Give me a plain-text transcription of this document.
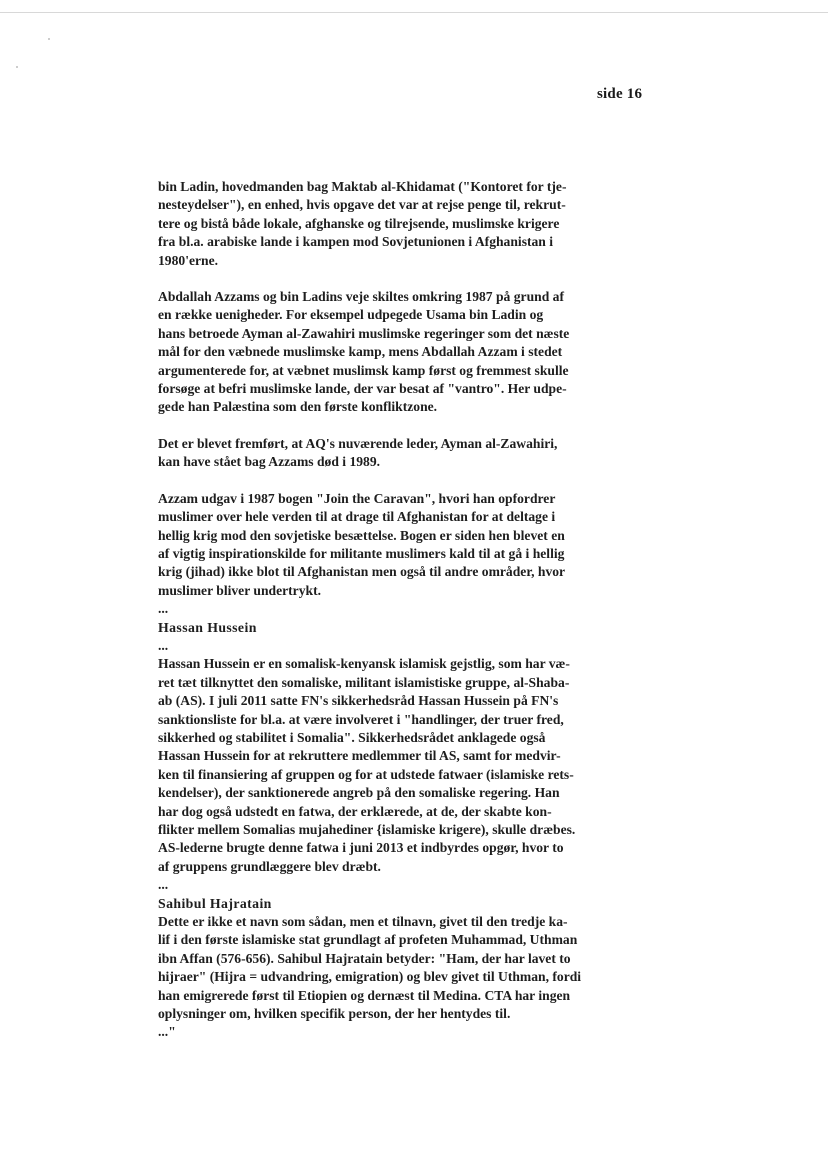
side 16

bin Ladin, hovedmanden bag Maktab al-Khidamat ("Kontoret for tje-
nesteydelser"), en enhed, hvis opgave det var at rejse penge til, rekrut-
tere og bistå både lokale, afghanske og tilrejsende, muslimske krigere
fra bl.a. arabiske lande i kampen mod Sovjetunionen i Afghanistan i
1980'erne.

Abdallah Azzams og bin Ladins veje skiltes omkring 1987 på grund af
en række uenigheder. For eksempel udpegede Usama bin Ladin og
hans betroede Ayman al-Zawahiri muslimske regeringer som det næste
mål for den væbnede muslimske kamp, mens Abdallah Azzam i stedet
argumenterede for, at væbnet muslimsk kamp først og fremmest skulle
forsøge at befri muslimske lande, der var besat af "vantro". Her udpe-
gede han Palæstina som den første konfliktzone.

Det er blevet fremført, at AQ's nuværende leder, Ayman al-Zawahiri,
kan have stået bag Azzams død i 1989.

Azzam udgav i 1987 bogen "Join the Caravan", hvori han opfordrer
muslimer over hele verden til at drage til Afghanistan for at deltage i
hellig krig mod den sovjetiske besættelse. Bogen er siden hen blevet en
af vigtig inspirationskilde for militante muslimers kald til at gå i hellig
krig (jihad) ikke blot til Afghanistan men også til andre områder, hvor
muslimer bliver undertrykt.

...
Hassan Hussein
...
Hassan Hussein er en somalisk-kenyansk islamisk gejstlig, som har væ-
ret tæt tilknyttet den somaliske, militant islamistiske gruppe, al-Shaba-
ab (AS). I juli 2011 satte FN's sikkerhedsråd Hassan Hussein på FN's
sanktionsliste for bl.a. at være involveret i "handlinger, der truer fred,
sikkerhed og stabilitet i Somalia". Sikkerhedsrådet anklagede også
Hassan Hussein for at rekruttere medlemmer til AS, samt for medvir-
ken til finansiering af gruppen og for at udstede fatwaer (islamiske rets-
kendelser), der sanktionerede angreb på den somaliske regering. Han
har dog også udstedt en fatwa, der erklærede, at de, der skabte kon-
flikter mellem Somalias mujahediner {islamiske krigere), skulle dræbes.
AS-lederne brugte denne fatwa i juni 2013 et indbyrdes opgør, hvor to
af gruppens grundlæggere blev dræbt.
...
Sahibul Hajratain
Dette er ikke et navn som sådan, men et tilnavn, givet til den tredje ka-
lif i den første islamiske stat grundlagt af profeten Muhammad, Uthman
ibn Affan (576-656). Sahibul Hajratain betyder: "Ham, der har lavet to
hijraer" (Hijra = udvandring, emigration) og blev givet til Uthman, fordi
han emigrerede først til Etiopien og dernæst til Medina. CTA har ingen
oplysninger om, hvilken specifik person, der her hentydes til.
..."
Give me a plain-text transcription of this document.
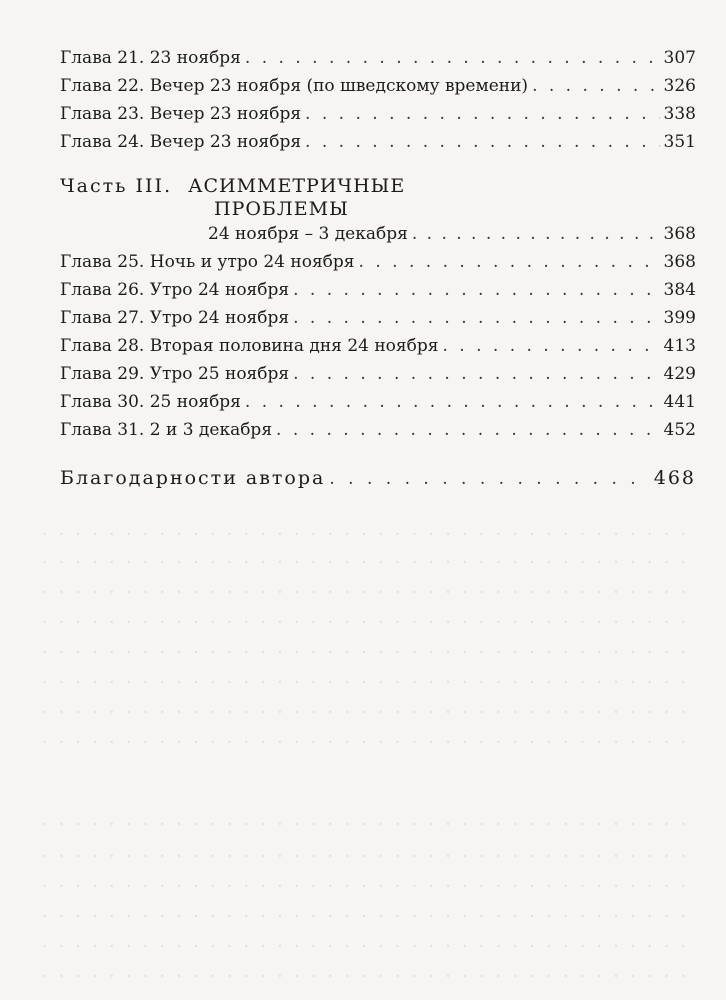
. . .
. . .
. . .
. . .
. . .
. . .
. . .
. . .
. . .
. . .
. . .
. . .
. . .
. . .
Глава 21. 23 ноября . . .	307
Глава 22. Вечер 23 ноября (по шведскому времени) . . .	326
Глава 23. Вечер 23 ноября . . .	338
Глава 24. Вечер 23 ноября . . .	351
Часть III. АСИММЕТРИЧНЫЕ
ПРОБЛЕМЫ
24 ноября – 3 декабря . . .	368
Глава 25. Ночь и утро 24 ноября . . .	368
Глава 26. Утро 24 ноября . . .	384
Глава 27. Утро 24 ноября . . .	399
Глава 28. Вторая половина дня 24 ноября . . .	413
Глава 29. Утро 25 ноября . . .	429
Глава 30. 25 ноября . . .	441
Глава 31. 2 и 3 декабря . . .	452
Благодарности автора . . .	468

What to work on:
Count how many lines of the listing above include "Вечер" and report that number alone.

Task answer:
3